## Records from a data collection
[START]

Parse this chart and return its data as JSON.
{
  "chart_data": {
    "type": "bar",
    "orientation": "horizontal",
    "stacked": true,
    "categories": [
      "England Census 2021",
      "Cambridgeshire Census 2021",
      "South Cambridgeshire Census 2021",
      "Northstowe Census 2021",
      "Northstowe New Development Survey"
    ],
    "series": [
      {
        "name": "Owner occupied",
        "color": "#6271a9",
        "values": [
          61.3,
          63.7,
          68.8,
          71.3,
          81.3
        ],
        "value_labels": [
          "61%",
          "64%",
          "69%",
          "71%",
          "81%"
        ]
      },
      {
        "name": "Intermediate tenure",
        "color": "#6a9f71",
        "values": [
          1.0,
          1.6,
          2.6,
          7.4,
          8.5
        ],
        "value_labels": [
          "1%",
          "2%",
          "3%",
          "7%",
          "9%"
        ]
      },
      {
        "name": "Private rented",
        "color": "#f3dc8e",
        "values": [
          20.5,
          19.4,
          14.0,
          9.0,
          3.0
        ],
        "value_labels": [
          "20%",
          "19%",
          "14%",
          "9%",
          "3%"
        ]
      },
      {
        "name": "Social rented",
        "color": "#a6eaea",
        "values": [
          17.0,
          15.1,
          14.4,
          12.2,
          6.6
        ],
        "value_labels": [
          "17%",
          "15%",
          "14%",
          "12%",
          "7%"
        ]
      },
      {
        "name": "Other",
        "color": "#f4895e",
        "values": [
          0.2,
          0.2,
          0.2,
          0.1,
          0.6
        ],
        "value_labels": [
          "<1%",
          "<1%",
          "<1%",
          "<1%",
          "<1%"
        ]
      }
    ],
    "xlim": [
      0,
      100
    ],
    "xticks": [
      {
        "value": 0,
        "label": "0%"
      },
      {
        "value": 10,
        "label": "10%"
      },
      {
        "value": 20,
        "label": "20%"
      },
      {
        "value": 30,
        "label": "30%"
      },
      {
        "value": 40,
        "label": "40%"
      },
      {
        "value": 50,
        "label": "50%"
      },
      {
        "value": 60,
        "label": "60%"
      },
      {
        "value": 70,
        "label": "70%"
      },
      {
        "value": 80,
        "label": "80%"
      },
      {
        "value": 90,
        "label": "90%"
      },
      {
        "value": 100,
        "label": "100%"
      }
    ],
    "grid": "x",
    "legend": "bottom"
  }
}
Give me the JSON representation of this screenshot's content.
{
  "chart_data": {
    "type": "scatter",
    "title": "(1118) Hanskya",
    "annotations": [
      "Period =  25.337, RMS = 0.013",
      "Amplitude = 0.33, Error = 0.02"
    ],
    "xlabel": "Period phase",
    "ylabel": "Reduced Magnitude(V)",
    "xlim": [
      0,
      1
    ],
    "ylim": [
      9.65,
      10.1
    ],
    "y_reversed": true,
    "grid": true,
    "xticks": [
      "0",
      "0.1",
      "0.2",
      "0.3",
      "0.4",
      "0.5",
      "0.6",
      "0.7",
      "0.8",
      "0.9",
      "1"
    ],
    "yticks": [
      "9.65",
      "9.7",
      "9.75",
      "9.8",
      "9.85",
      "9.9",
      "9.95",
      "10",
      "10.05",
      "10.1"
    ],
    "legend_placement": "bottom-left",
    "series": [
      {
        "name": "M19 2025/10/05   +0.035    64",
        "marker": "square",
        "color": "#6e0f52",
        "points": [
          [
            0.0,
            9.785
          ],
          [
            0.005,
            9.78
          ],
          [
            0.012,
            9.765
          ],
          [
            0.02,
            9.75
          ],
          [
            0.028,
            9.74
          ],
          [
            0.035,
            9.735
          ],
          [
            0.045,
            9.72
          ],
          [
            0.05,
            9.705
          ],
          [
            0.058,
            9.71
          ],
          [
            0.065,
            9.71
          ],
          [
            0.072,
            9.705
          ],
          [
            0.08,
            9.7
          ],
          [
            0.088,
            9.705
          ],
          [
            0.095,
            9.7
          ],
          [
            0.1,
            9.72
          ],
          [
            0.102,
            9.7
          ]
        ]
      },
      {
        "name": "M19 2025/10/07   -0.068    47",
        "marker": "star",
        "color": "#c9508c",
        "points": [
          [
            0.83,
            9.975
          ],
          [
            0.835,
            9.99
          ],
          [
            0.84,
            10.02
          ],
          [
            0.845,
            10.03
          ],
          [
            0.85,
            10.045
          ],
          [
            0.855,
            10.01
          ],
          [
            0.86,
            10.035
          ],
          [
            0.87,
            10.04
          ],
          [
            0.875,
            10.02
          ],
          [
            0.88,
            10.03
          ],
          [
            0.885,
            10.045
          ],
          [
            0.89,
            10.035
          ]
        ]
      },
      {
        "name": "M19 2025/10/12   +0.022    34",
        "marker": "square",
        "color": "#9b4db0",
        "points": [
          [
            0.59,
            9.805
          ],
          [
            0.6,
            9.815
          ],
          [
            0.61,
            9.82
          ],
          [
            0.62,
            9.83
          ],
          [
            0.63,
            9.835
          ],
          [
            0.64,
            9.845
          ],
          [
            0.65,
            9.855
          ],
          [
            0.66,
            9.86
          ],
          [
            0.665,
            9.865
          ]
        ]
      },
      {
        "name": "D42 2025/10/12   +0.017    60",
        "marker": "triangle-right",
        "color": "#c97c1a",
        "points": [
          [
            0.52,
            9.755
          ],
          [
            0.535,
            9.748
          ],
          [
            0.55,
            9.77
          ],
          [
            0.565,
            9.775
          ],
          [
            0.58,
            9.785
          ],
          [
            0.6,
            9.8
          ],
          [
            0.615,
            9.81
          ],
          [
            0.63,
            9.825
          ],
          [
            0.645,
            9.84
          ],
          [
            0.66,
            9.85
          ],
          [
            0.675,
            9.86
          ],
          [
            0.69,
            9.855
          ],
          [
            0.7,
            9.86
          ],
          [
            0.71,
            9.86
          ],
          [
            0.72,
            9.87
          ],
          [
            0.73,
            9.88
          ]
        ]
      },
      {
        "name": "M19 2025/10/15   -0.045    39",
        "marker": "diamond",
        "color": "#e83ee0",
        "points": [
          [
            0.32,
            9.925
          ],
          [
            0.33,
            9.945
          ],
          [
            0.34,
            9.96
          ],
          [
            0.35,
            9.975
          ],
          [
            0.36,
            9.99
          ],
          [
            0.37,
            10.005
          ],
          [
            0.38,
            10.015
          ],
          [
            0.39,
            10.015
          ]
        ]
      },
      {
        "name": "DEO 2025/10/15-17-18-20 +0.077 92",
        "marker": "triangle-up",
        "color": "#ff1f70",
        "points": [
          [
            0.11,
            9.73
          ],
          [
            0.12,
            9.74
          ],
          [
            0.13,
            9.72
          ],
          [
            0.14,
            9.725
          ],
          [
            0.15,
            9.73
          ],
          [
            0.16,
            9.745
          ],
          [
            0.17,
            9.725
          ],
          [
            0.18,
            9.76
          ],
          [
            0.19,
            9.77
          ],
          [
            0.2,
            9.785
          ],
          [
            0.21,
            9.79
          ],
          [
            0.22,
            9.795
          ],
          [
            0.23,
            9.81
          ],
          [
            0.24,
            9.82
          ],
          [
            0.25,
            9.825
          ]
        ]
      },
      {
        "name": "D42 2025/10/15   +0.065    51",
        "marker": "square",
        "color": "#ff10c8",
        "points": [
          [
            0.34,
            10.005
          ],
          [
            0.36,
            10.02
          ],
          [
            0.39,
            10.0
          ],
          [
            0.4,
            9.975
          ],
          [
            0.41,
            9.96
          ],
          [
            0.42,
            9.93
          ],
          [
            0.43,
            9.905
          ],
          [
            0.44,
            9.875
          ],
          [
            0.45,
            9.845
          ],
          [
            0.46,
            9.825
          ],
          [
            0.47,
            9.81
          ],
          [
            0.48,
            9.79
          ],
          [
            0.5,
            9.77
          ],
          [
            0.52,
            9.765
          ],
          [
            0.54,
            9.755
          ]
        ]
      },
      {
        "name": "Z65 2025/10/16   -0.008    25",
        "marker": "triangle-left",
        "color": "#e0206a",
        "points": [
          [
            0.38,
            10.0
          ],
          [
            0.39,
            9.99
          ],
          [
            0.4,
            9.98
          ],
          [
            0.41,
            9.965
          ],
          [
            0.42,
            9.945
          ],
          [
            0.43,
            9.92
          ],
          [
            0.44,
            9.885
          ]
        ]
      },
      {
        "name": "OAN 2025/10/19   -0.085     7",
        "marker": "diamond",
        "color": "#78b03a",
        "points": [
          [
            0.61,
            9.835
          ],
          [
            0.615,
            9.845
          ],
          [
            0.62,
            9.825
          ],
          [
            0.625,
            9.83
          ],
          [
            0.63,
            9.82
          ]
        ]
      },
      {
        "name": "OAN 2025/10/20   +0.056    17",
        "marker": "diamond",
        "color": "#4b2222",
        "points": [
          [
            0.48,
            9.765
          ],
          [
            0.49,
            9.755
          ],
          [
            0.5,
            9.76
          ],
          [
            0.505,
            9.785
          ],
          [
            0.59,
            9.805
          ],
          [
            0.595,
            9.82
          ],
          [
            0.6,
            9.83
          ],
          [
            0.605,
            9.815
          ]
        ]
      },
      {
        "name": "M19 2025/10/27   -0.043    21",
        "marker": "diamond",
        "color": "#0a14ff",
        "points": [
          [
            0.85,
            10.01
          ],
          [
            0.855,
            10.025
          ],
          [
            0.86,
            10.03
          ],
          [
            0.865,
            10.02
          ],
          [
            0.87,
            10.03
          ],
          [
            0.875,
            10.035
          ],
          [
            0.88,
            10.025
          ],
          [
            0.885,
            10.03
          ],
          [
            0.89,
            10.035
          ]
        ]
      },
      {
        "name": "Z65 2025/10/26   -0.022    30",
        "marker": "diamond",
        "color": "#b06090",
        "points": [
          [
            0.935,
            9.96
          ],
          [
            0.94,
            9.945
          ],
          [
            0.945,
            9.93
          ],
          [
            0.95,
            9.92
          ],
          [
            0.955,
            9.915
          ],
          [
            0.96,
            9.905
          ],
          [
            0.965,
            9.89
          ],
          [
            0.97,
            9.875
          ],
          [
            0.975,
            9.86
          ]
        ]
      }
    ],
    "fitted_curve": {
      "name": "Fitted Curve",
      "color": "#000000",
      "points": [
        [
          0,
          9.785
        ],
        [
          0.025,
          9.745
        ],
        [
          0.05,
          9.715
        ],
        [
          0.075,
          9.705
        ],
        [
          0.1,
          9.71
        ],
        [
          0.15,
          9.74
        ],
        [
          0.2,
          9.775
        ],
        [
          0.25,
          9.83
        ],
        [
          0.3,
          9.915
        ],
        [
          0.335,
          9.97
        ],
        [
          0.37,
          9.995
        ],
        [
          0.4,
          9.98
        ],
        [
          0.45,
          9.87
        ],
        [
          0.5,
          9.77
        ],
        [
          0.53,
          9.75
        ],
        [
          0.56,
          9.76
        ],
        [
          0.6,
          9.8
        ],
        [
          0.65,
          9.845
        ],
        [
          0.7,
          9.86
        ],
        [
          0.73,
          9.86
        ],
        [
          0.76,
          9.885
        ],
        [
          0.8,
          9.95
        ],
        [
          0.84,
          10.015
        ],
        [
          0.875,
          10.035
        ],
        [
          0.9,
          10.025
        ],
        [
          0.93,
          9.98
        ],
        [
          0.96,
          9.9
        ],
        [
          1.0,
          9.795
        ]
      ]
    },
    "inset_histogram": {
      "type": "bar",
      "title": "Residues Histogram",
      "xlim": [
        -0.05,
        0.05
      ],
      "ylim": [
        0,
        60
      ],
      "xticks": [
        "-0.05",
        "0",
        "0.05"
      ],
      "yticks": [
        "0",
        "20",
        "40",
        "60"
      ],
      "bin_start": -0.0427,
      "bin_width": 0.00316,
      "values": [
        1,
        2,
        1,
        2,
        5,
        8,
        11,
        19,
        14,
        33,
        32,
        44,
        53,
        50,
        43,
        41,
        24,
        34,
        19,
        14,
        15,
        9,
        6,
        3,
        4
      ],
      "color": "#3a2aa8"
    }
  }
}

[END]

## What the task requires
Find the word "rented" in the material, then list each line that holds it.

## The result
        "name": "Private rented",
        "name": "Social rented",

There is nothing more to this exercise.